__Set task__
Identify and pull out each line of the entries in which "شرکت" occurs.

__Records provided__
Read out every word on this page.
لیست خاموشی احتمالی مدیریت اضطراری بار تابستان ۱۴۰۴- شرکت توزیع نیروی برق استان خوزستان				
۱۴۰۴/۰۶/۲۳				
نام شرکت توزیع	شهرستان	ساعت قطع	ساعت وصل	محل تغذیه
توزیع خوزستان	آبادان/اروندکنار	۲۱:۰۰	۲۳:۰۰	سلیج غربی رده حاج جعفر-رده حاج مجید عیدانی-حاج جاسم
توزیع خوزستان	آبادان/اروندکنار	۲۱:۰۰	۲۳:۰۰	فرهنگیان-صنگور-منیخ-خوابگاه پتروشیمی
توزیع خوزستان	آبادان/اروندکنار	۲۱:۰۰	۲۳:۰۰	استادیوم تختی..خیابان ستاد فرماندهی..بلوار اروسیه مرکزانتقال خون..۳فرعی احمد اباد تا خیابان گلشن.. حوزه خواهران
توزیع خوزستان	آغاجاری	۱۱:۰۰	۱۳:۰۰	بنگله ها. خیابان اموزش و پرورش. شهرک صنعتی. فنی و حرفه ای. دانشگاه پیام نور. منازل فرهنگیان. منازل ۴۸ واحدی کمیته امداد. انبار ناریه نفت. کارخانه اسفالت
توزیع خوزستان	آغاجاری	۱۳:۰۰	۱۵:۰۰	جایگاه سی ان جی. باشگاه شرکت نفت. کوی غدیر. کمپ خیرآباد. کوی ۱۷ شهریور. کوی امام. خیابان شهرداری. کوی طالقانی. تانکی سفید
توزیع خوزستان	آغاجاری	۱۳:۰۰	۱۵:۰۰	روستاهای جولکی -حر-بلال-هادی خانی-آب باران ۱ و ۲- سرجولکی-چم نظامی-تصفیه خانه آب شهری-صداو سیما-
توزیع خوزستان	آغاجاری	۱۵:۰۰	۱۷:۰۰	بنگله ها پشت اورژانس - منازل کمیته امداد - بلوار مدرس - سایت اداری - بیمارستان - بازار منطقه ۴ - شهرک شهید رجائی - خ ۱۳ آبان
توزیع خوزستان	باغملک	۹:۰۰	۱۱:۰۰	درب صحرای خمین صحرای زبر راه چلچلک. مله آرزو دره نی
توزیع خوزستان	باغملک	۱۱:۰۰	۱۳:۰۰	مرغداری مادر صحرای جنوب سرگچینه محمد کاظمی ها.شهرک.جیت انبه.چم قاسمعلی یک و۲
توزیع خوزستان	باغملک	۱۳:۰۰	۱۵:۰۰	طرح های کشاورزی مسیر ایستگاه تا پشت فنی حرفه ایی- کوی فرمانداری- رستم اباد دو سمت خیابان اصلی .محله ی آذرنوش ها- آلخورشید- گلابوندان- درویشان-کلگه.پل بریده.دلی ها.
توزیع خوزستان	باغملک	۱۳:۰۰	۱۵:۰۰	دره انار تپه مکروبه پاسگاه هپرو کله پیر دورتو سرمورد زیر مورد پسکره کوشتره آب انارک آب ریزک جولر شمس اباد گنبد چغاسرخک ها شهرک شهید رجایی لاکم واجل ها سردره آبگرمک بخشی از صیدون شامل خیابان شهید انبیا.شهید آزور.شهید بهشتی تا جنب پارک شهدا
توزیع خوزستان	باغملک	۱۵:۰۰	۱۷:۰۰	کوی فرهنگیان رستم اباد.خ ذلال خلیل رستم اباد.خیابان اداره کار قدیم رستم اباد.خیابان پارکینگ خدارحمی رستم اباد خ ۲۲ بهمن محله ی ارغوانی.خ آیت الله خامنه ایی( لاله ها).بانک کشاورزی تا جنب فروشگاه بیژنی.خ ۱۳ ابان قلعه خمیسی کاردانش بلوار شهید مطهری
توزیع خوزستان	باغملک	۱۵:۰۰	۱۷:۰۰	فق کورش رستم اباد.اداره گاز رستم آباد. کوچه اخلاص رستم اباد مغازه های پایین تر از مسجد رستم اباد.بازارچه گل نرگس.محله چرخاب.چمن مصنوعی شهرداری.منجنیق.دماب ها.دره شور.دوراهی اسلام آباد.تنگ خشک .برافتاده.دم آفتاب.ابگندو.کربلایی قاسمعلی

__The reply__
لیست خاموشی احتمالی مدیریت اضطراری بار تابستان ۱۴۰۴- شرکت توزیع نیروی برق استان خوزستان				
نام شرکت توزیع	شهرستان	ساعت قطع	ساعت وصل	محل تغذیه
توزیع خوزستان	آغاجاری	۱۳:۰۰	۱۵:۰۰	جایگاه سی ان جی. باشگاه شرکت نفت. کوی غدیر. کمپ خیرآباد. کوی ۱۷ شهریور. کوی امام. خیابان شهرداری. کوی طالقانی. تانکی سفید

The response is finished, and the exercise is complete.